::: MATERIAL :::

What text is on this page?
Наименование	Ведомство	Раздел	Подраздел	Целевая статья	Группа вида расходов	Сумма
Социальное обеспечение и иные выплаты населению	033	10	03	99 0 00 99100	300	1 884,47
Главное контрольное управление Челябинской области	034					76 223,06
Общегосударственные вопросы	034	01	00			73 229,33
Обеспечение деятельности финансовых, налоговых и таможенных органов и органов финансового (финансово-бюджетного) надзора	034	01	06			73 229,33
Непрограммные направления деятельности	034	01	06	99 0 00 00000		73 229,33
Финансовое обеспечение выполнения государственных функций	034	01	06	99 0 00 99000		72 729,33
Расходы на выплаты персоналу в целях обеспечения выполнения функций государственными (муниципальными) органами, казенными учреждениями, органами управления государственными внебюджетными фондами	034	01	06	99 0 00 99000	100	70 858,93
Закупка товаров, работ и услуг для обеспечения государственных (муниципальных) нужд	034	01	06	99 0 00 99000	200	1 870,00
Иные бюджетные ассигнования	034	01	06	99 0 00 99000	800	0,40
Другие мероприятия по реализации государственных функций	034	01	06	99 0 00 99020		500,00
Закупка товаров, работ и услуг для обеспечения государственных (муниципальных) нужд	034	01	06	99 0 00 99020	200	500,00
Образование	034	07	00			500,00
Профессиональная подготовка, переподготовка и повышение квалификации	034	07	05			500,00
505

:::

BRIEF: Go through the records and copy each line with "работ" in it.

REPLY TO THE TASK:
Закупка товаров, работ и услуг для обеспечения государственных (муниципальных) нужд	034	01	06	99 0 00 99000	200	1 870,00
Закупка товаров, работ и услуг для обеспечения государственных (муниципальных) нужд	034	01	06	99 0 00 99020	200	500,00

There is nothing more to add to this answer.